> DATASET EXTRACT
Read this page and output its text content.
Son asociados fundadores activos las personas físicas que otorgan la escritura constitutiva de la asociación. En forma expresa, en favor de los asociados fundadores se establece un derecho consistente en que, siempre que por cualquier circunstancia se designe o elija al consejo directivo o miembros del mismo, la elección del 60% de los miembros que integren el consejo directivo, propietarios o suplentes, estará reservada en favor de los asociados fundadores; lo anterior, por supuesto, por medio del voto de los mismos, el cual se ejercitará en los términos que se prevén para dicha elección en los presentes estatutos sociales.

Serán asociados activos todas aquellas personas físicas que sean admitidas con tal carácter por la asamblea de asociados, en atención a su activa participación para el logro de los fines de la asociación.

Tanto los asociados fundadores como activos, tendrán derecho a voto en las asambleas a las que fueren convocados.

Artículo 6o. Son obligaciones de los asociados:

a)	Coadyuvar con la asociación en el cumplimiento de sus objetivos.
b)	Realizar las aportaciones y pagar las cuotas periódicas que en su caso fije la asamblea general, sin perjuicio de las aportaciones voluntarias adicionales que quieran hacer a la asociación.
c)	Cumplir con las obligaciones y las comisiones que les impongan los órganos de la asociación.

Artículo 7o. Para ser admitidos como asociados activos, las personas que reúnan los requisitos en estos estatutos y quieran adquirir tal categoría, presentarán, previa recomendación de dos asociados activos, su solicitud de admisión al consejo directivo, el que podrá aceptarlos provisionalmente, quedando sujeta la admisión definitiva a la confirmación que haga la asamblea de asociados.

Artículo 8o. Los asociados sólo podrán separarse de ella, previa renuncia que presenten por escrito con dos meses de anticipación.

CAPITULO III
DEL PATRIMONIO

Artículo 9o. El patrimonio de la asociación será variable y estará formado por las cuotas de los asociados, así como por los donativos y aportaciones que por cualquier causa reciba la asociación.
...
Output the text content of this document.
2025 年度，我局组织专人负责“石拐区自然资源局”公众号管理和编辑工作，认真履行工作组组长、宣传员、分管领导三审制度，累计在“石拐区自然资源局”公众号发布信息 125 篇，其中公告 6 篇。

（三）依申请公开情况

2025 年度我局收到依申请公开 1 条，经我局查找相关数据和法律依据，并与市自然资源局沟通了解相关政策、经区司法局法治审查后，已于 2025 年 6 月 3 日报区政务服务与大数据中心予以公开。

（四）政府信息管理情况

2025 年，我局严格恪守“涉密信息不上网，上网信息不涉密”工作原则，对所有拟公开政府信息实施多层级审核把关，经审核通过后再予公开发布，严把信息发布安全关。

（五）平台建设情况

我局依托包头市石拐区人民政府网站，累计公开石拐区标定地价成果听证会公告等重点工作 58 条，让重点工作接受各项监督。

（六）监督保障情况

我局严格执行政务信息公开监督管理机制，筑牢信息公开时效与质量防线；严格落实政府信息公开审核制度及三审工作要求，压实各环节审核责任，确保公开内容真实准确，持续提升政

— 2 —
...
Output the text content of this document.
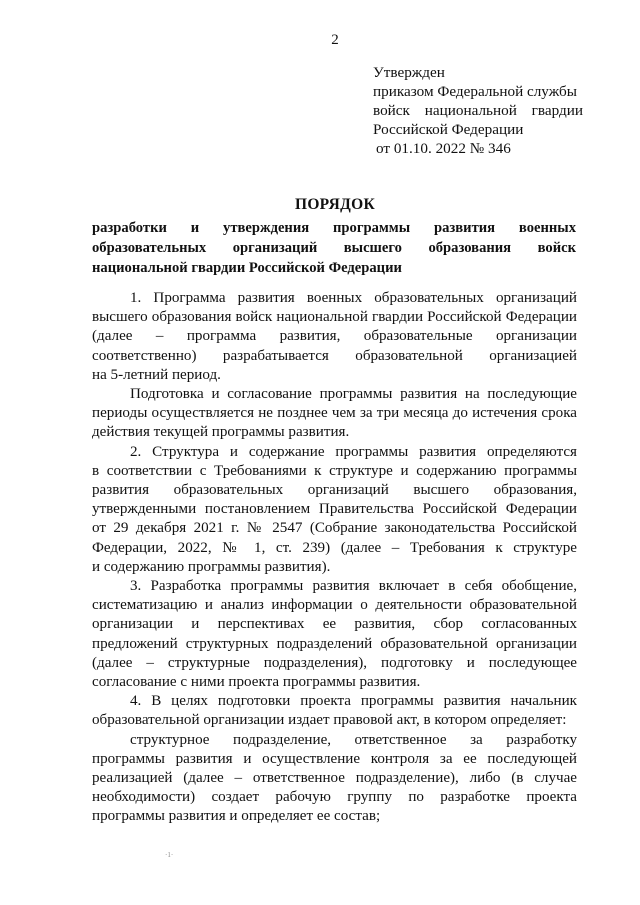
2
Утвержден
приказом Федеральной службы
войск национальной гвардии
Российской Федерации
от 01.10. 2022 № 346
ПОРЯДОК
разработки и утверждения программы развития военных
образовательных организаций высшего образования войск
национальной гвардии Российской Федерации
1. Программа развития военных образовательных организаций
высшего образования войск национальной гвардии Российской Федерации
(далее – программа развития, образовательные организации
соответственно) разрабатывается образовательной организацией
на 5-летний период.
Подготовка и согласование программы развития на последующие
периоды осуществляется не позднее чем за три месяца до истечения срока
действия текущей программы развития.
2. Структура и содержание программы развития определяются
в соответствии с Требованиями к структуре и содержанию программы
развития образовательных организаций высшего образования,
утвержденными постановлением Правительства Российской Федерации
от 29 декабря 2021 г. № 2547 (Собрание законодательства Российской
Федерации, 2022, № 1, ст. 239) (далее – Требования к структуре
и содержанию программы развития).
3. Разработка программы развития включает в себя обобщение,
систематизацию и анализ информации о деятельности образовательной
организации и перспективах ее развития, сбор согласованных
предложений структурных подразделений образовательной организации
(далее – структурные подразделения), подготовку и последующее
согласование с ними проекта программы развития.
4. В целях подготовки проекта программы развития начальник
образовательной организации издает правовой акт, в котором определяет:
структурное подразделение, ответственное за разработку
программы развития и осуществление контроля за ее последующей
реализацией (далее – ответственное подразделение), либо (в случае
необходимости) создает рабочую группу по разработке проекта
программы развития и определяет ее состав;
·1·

> EXERCISE
Search the data above for lines holding "directivo" and copy each of them.

> ANSWER TO THE PROBLEM
Son asociados fundadores activos las personas físicas que otorgan la escritura constitutiva de la asociación. En forma expresa, en favor de los asociados fundadores se establece un derecho consistente en que, siempre que por cualquier circunstancia se designe o elija al consejo directivo o miembros del mismo, la elección del 60% de los miembros que integren el consejo directivo, propietarios o suplentes, estará reservada en favor de los asociados fundadores; lo anterior, por supuesto, por medio del voto de los mismos, el cual se ejercitará en los términos que se prevén para dicha elección en los presentes estatutos sociales.
Artículo 7o. Para ser admitidos como asociados activos, las personas que reúnan los requisitos en estos estatutos y quieran adquirir tal categoría, presentarán, previa recomendación de dos asociados activos, su solicitud de admisión al consejo directivo, el que podrá aceptarlos provisionalmente, quedando sujeta la admisión definitiva a la confirmación que haga la asamblea de asociados.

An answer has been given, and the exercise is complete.